*What to do*: Show all lines that include the string "electric"; copy each one.

Stored records:
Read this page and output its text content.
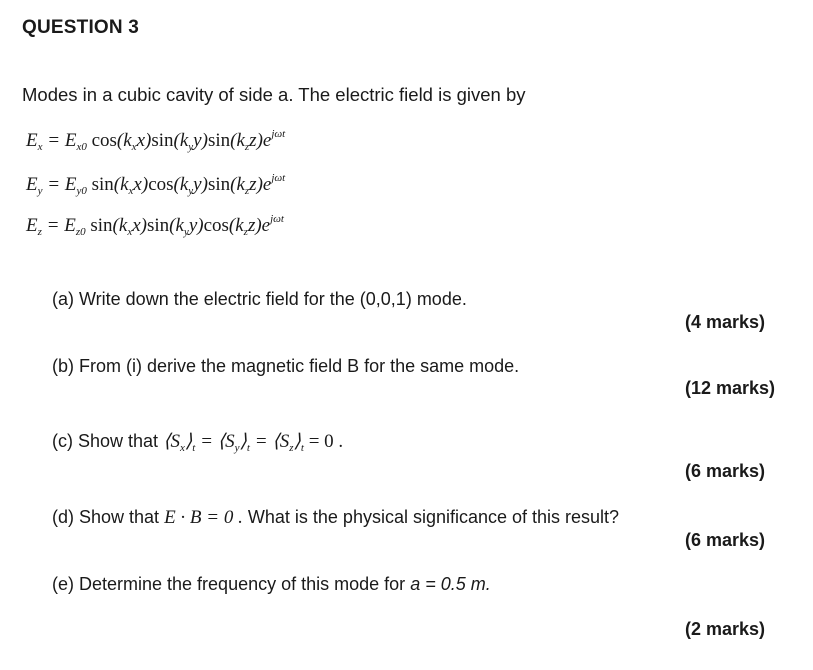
QUESTION 3
Modes in a cubic cavity of side a. The electric field is given by
$E_x = E_{x0}$ $\cos(k_xx)\sin(k_yy)\sin(k_zz)e^{j\omega t}$
$E_y = E_{y0}$ $\sin(k_xx)\cos(k_yy)\sin(k_zz)e^{j\omega t}$
$E_z = E_{z0}$ $\sin(k_xx)\sin(k_yy)\cos(k_zz)e^{j\omega t}$
(a) Write down the electric field for the (0,0,1) mode.
(4 marks)
(b) From (i) derive the magnetic field B for the same mode.
(12 marks)
(c) Show that $⟨S_x⟩_t$ = $⟨S_y⟩_t$ = $⟨S_z⟩_t = 0$ .
(6 marks)
(d) Show that E · B = 0 . What is the physical significance of this result?
(6 marks)
(e) Determine the frequency of this mode for a = 0.5 m.
(2 marks)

*Exercise answer*:
Modes in a cubic cavity of side a. The electric field is given by
(a) Write down the electric field for the (0,0,1) mode.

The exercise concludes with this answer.